(Saved entries)
▼

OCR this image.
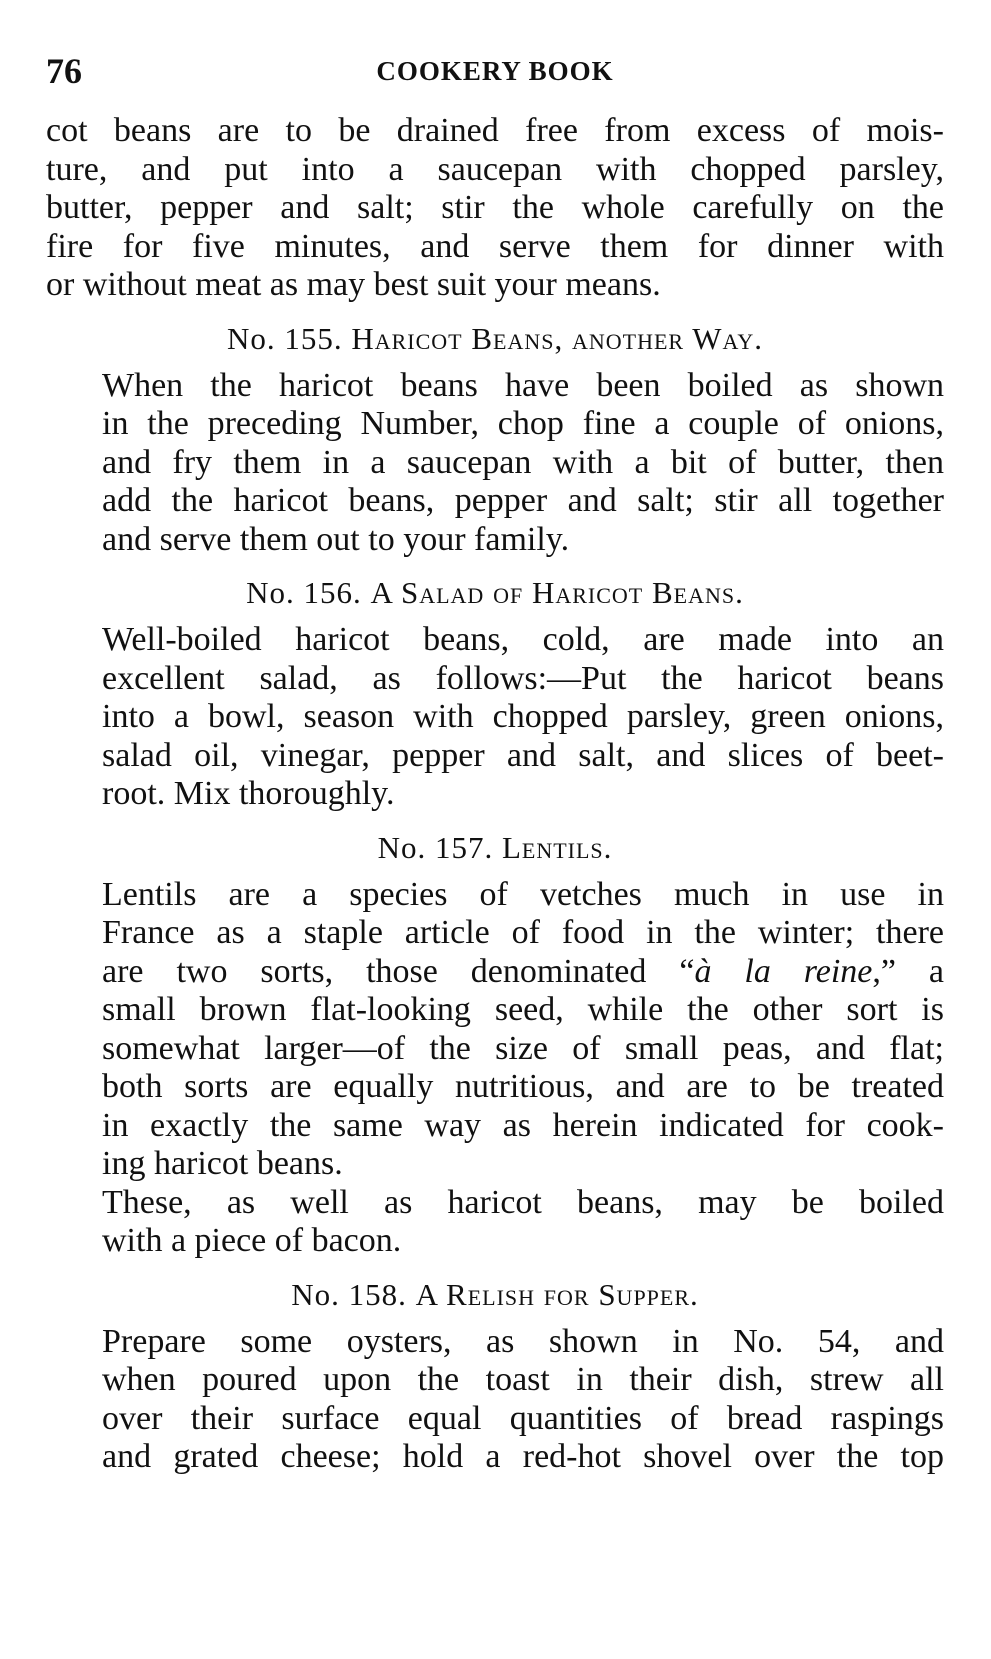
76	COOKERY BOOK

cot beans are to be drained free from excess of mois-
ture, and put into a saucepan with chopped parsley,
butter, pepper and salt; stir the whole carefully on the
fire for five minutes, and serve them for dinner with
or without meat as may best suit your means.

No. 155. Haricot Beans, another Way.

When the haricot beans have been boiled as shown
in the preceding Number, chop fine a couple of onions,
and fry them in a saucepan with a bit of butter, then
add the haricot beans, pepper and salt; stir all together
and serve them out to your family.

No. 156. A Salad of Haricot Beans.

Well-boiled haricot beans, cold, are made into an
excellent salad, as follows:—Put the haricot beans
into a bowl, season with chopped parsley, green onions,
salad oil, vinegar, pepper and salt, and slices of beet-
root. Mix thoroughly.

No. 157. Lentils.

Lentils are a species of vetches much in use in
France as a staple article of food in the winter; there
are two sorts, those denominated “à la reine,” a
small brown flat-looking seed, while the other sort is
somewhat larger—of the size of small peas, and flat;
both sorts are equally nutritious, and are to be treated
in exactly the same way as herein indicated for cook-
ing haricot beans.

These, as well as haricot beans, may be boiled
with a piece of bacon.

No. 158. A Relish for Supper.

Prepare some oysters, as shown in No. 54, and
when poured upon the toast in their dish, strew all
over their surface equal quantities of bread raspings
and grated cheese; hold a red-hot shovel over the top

▲
▼

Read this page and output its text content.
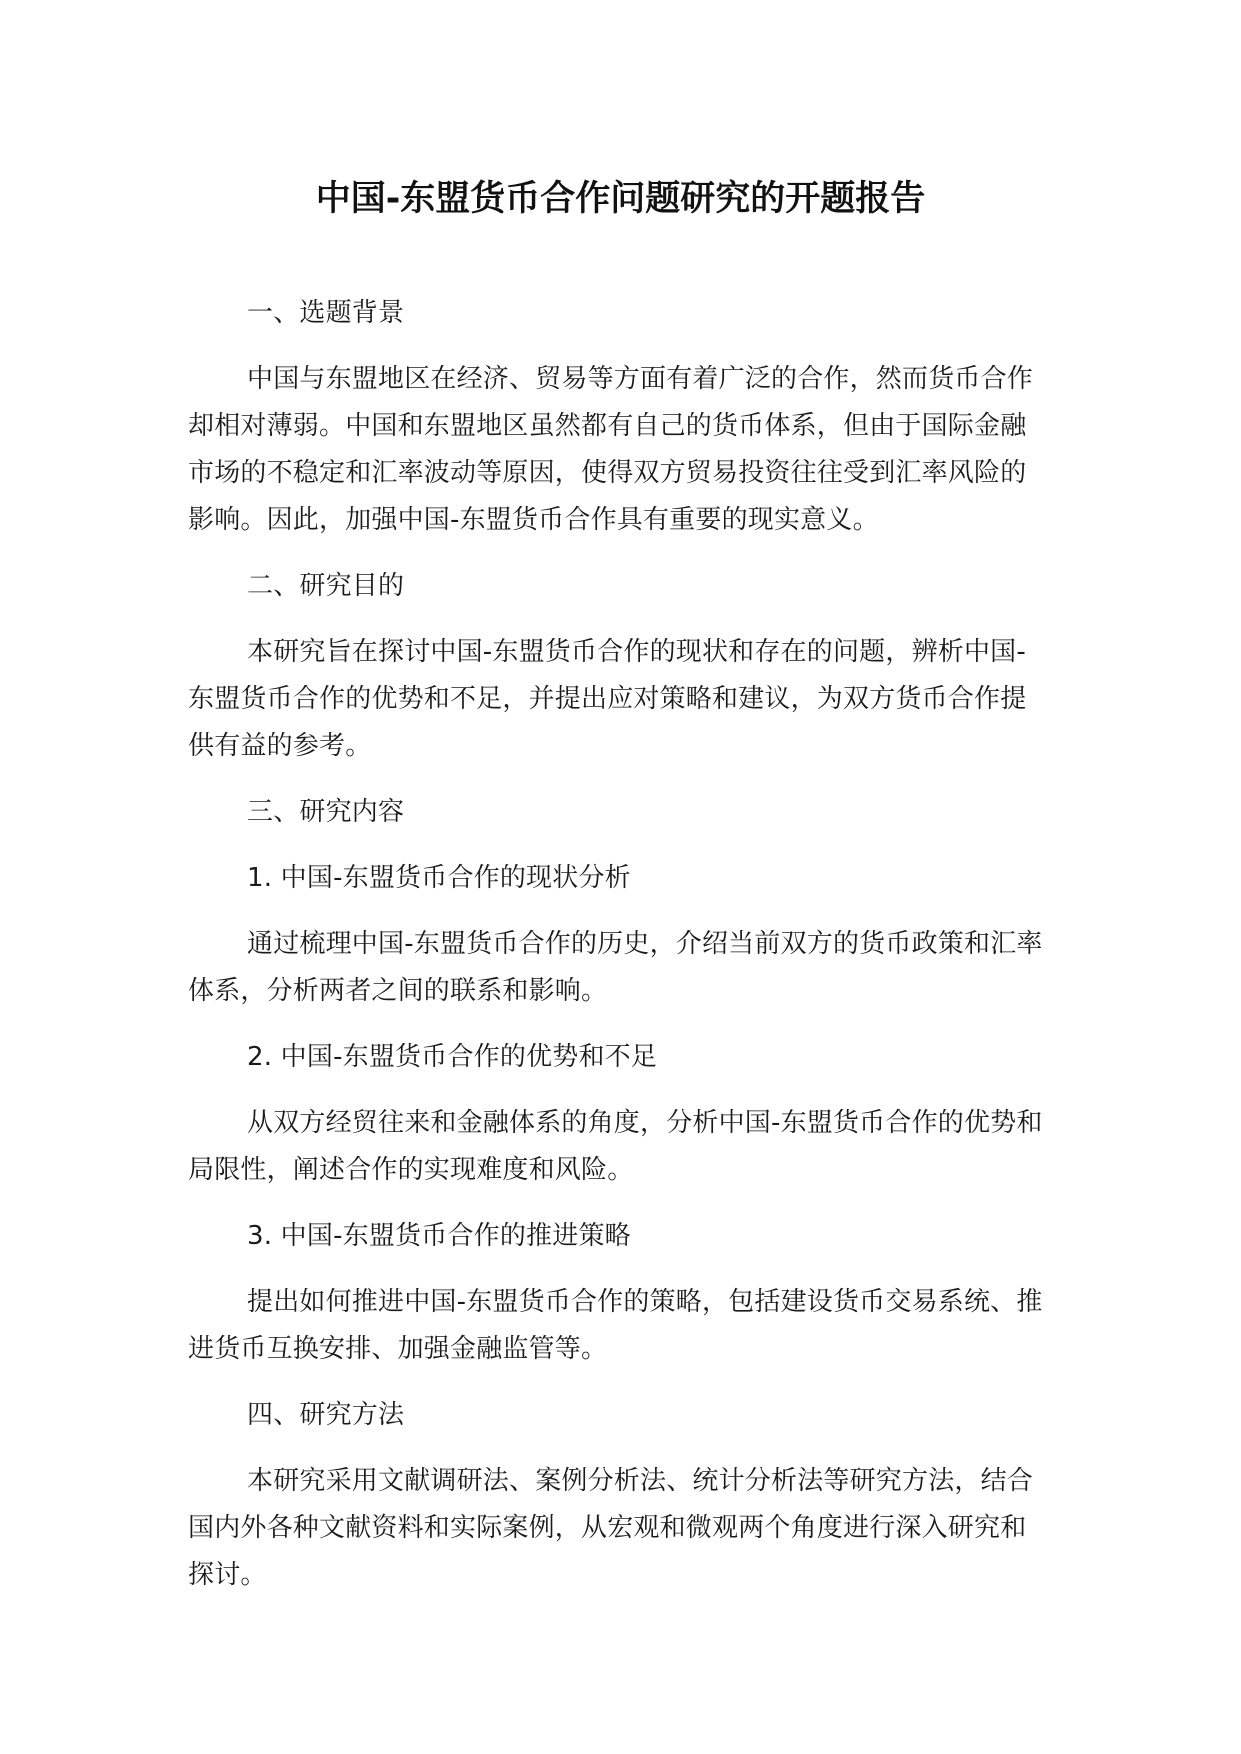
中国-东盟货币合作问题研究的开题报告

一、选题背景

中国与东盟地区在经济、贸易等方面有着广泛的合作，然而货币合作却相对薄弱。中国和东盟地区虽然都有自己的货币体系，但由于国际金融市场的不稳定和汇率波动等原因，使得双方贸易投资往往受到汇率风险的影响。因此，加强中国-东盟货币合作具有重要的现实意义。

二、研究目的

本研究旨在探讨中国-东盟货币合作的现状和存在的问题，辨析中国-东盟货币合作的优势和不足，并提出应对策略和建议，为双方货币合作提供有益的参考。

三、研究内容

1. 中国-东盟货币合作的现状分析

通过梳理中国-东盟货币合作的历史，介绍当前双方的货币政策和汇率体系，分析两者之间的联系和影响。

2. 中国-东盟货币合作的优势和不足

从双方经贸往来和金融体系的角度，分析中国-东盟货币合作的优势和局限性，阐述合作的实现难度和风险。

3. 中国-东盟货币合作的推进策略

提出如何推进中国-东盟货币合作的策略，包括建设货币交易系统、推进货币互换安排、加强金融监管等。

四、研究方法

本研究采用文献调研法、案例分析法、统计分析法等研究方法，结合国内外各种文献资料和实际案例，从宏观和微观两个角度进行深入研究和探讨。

▲

> _Direction_: Find and copy each line above that includes the string "chopped".

> _Task result_:
ture, and put into a saucepan with chopped parsley,
into a bowl, season with chopped parsley, green onions,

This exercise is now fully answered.